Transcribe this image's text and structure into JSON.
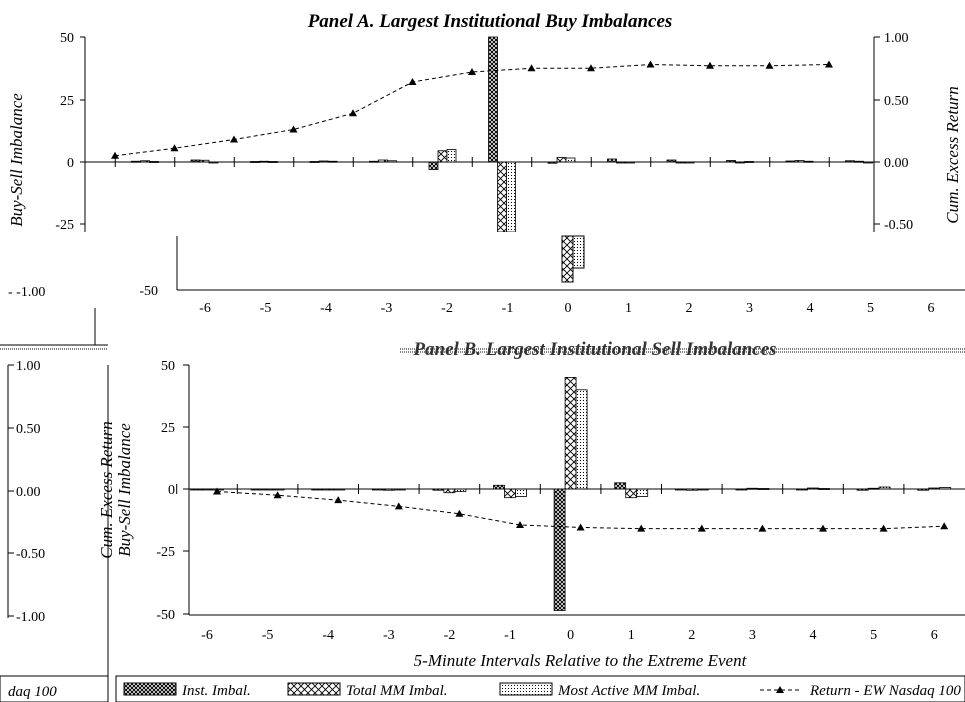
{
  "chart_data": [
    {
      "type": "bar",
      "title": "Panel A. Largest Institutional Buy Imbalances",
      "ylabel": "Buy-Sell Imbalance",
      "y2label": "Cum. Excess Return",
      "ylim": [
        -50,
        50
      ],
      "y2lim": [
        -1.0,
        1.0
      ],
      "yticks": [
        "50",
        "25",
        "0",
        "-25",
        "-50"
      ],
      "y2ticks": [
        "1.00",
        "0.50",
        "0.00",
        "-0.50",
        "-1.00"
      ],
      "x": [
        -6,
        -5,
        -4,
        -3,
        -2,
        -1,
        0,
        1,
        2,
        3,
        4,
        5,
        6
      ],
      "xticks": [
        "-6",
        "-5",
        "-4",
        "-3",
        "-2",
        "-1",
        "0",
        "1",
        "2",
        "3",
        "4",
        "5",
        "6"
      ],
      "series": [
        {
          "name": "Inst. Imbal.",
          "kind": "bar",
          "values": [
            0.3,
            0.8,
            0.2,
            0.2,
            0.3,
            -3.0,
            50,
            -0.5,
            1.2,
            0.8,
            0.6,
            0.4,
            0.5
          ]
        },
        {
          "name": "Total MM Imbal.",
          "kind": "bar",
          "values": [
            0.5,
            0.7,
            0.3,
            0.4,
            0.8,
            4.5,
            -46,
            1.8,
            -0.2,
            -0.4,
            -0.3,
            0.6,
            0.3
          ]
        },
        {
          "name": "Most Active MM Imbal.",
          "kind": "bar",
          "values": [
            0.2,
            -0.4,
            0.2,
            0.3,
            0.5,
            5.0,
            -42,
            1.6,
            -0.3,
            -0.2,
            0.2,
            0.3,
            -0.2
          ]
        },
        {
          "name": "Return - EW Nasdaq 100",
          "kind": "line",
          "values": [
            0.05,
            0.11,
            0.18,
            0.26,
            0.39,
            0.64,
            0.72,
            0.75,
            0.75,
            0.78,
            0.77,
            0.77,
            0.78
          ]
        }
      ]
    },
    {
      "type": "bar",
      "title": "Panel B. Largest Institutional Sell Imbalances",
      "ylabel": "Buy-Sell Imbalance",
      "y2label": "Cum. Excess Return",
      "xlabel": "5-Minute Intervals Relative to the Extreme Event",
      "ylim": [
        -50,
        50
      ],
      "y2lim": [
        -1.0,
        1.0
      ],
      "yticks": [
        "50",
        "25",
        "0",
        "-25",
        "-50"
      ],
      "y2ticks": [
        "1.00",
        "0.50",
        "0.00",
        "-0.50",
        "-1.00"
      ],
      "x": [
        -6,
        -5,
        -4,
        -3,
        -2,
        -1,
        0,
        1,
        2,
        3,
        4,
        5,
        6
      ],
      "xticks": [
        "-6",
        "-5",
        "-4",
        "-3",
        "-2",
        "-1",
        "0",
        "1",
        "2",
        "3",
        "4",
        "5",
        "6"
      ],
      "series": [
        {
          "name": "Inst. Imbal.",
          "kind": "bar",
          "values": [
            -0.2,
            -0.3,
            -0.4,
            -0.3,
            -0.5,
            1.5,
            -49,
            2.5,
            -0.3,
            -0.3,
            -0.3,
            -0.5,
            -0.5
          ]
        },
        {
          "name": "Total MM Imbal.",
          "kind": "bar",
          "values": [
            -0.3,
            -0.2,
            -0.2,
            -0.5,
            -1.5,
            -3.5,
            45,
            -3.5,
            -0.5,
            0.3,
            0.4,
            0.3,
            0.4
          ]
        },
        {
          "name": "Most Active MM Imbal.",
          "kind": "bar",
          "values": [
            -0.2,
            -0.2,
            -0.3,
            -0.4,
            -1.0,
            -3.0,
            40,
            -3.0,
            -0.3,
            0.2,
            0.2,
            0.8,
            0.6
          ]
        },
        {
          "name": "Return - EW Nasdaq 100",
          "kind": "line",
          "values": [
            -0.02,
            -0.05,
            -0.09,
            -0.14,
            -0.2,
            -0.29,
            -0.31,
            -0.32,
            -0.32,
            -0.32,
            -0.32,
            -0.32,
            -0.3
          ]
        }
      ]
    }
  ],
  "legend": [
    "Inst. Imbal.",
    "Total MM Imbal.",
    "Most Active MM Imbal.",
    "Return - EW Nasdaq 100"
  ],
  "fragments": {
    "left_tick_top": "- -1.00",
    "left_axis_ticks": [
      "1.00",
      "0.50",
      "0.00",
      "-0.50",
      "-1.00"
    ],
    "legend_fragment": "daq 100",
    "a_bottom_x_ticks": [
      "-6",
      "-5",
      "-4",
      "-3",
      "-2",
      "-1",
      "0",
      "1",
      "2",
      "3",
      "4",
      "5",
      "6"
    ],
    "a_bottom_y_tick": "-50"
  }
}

____

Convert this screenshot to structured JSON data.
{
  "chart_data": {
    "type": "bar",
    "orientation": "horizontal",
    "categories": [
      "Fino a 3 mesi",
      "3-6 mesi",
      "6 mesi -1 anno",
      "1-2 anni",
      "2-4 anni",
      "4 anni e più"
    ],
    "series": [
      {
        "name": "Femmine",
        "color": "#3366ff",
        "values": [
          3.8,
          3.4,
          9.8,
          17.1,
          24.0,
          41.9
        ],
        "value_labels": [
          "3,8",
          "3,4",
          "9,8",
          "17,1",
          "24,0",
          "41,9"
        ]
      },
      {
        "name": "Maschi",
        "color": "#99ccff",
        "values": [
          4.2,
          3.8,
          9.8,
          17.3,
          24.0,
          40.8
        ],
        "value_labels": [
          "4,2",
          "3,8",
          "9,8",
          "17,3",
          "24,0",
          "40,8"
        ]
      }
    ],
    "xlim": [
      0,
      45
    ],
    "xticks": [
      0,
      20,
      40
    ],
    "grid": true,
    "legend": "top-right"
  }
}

____

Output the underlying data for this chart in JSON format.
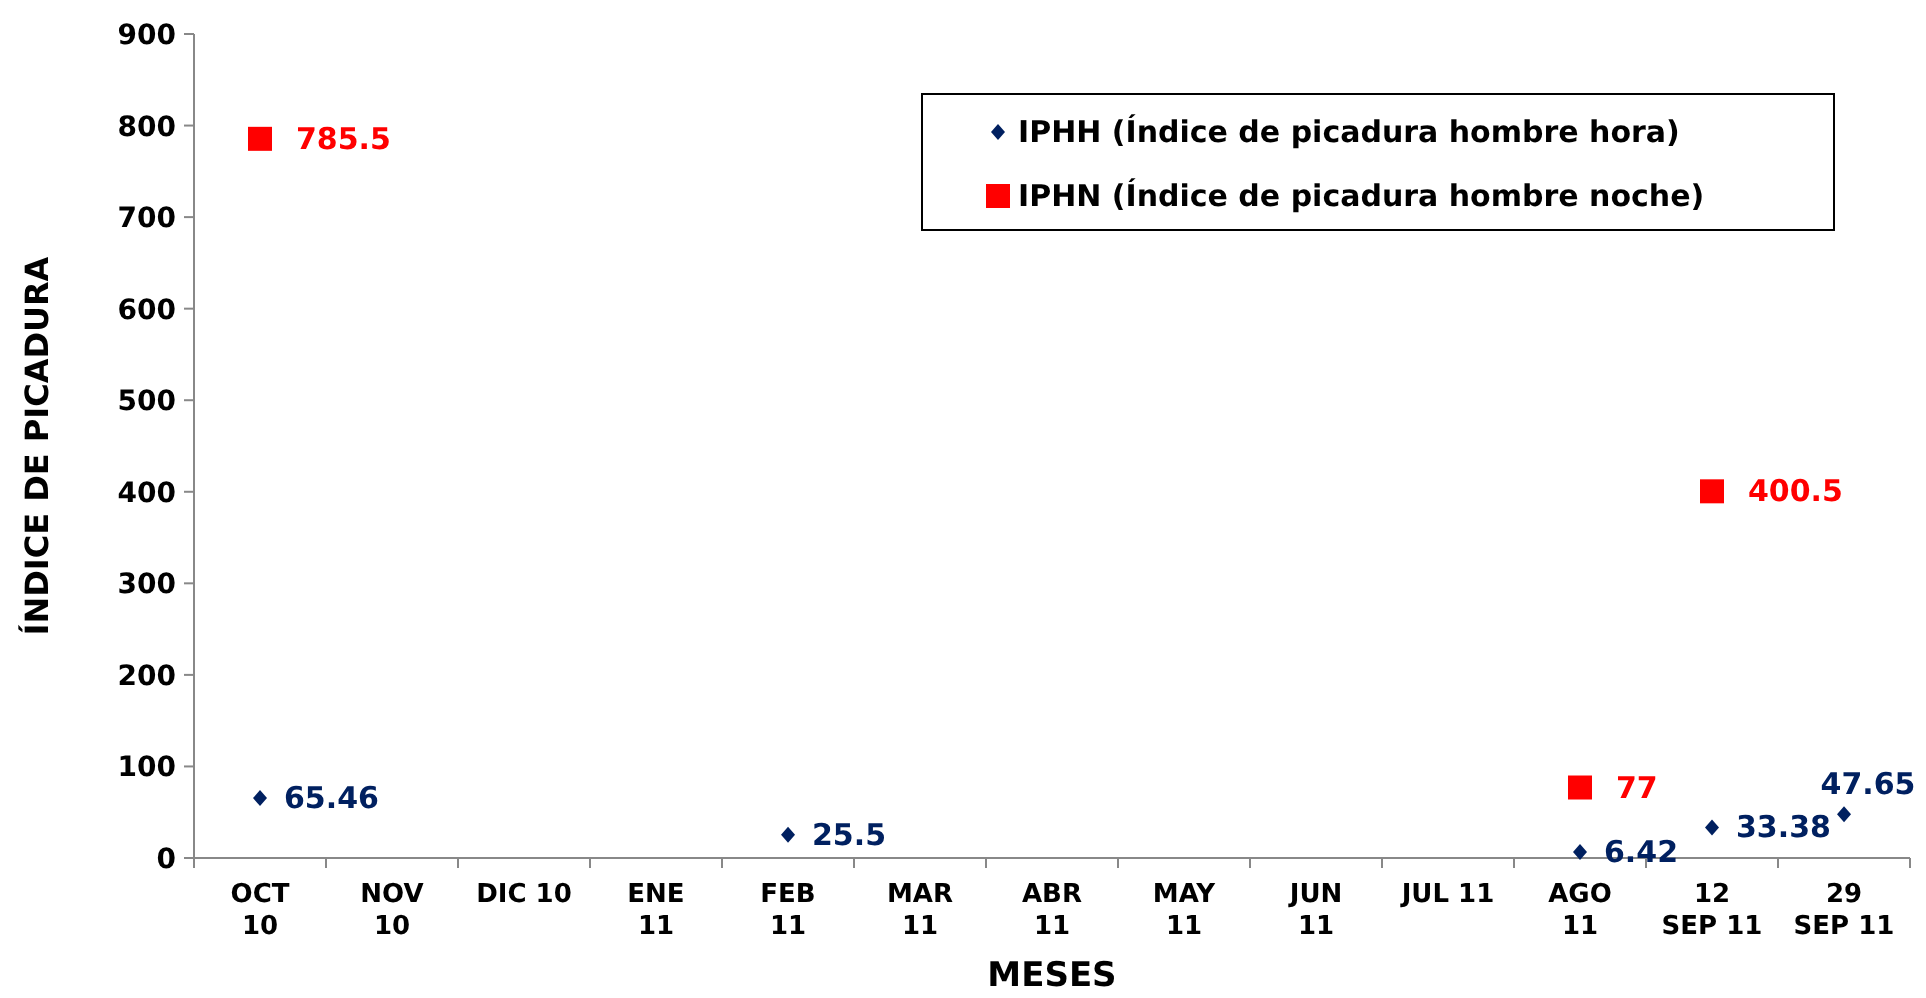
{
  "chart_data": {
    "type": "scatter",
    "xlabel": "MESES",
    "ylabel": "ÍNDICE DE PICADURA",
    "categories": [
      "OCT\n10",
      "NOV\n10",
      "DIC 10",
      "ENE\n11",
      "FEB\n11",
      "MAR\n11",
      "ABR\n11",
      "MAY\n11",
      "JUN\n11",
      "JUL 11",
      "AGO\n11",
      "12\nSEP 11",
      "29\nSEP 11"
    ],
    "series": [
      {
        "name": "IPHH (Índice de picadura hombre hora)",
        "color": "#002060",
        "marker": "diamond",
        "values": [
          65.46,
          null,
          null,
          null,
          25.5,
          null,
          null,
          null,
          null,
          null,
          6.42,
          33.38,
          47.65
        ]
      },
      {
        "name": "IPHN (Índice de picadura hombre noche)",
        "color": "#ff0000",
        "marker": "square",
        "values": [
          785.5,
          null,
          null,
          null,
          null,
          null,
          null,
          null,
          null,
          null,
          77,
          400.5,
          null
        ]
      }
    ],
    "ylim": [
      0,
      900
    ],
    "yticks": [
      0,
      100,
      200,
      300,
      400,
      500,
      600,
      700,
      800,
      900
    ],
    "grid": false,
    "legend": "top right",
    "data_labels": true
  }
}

____

From the data, collect all lines where the string "hombre" appears.

        "name": "IPHH (Índice de picadura hombre hora)",
        "name": "IPHN (Índice de picadura hombre noche)",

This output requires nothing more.